TASK INPUTS |
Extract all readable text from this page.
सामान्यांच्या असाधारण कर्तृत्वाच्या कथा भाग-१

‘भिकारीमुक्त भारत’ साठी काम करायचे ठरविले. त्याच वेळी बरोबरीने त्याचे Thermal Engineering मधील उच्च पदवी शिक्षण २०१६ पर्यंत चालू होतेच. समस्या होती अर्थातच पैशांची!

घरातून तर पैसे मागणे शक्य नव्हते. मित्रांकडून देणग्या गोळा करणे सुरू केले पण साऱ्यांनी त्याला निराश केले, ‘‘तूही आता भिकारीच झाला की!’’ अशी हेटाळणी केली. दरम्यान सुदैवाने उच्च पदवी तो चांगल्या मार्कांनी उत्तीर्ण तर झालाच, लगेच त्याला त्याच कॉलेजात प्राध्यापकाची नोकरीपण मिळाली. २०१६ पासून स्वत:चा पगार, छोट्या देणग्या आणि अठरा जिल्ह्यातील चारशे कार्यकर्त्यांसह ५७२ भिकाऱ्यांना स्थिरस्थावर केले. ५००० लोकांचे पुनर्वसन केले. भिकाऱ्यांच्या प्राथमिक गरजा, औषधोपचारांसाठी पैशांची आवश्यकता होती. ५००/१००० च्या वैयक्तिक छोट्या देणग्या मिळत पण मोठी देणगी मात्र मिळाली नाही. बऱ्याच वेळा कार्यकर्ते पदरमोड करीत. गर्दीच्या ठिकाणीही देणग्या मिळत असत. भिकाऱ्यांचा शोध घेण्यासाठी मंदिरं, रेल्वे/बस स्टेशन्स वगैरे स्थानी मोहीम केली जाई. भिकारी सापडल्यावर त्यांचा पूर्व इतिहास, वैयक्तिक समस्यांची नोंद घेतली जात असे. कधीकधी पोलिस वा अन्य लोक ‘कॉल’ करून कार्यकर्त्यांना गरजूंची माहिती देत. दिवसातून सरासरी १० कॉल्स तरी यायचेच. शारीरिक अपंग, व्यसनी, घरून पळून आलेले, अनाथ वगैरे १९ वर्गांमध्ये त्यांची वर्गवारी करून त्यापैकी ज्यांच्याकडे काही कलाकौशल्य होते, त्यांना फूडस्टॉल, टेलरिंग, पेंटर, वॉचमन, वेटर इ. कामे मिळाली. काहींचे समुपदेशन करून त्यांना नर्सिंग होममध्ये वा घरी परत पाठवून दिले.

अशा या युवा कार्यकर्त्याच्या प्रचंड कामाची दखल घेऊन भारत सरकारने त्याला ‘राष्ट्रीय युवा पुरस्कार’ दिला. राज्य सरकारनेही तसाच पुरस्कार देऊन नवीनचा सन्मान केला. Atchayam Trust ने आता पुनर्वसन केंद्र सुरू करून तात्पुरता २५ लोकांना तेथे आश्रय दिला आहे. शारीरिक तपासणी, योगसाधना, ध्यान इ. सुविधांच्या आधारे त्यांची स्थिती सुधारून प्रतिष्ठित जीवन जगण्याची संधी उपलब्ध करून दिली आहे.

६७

TASK OBJECTIVE | Extract the full listing and reproduce each line exactly.

RESULT OF THIS TASK |
Extract all readable text from this page.
सामान्यांच्या असाधारण कर्तृत्वाच्या कथा भाग-१

‘भिकारीमुक्त भारत’ साठी काम करायचे ठरविले. त्याच वेळी बरोबरीने त्याचे Thermal Engineering मधील उच्च पदवी शिक्षण २०१६ पर्यंत चालू होतेच. समस्या होती अर्थातच पैशांची!

घरातून तर पैसे मागणे शक्य नव्हते. मित्रांकडून देणग्या गोळा करणे सुरू केले पण साऱ्यांनी त्याला निराश केले, ‘‘तूही आता भिकारीच झाला की!’’ अशी हेटाळणी केली. दरम्यान सुदैवाने उच्च पदवी तो चांगल्या मार्कांनी उत्तीर्ण तर झालाच, लगेच त्याला त्याच कॉलेजात प्राध्यापकाची नोकरीपण मिळाली. २०१६ पासून स्वत:चा पगार, छोट्या देणग्या आणि अठरा जिल्ह्यातील चारशे कार्यकर्त्यांसह ५७२ भिकाऱ्यांना स्थिरस्थावर केले. ५००० लोकांचे पुनर्वसन केले. भिकाऱ्यांच्या प्राथमिक गरजा, औषधोपचारांसाठी पैशांची आवश्यकता होती. ५००/१००० च्या वैयक्तिक छोट्या देणग्या मिळत पण मोठी देणगी मात्र मिळाली नाही. बऱ्याच वेळा कार्यकर्ते पदरमोड करीत. गर्दीच्या ठिकाणीही देणग्या मिळत असत. भिकाऱ्यांचा शोध घेण्यासाठी मंदिरं, रेल्वे/बस स्टेशन्स वगैरे स्थानी मोहीम केली जाई. भिकारी सापडल्यावर त्यांचा पूर्व इतिहास, वैयक्तिक समस्यांची नोंद घेतली जात असे. कधीकधी पोलिस वा अन्य लोक ‘कॉल’ करून कार्यकर्त्यांना गरजूंची माहिती देत. दिवसातून सरासरी १० कॉल्स तरी यायचेच. शारीरिक अपंग, व्यसनी, घरून पळून आलेले, अनाथ वगैरे १९ वर्गांमध्ये त्यांची वर्गवारी करून त्यापैकी ज्यांच्याकडे काही कलाकौशल्य होते, त्यांना फूडस्टॉल, टेलरिंग, पेंटर, वॉचमन, वेटर इ. कामे मिळाली. काहींचे समुपदेशन करून त्यांना नर्सिंग होममध्ये वा घरी परत पाठवून दिले.

अशा या युवा कार्यकर्त्याच्या प्रचंड कामाची दखल घेऊन भारत सरकारने त्याला ‘राष्ट्रीय युवा पुरस्कार’ दिला. राज्य सरकारनेही तसाच पुरस्कार देऊन नवीनचा सन्मान केला. Atchayam Trust ने आता पुनर्वसन केंद्र सुरू करून तात्पुरता २५ लोकांना तेथे आश्रय दिला आहे. शारीरिक तपासणी, योगसाधना, ध्यान इ. सुविधांच्या आधारे त्यांची स्थिती सुधारून प्रतिष्ठित जीवन जगण्याची संधी उपलब्ध करून दिली आहे.

६७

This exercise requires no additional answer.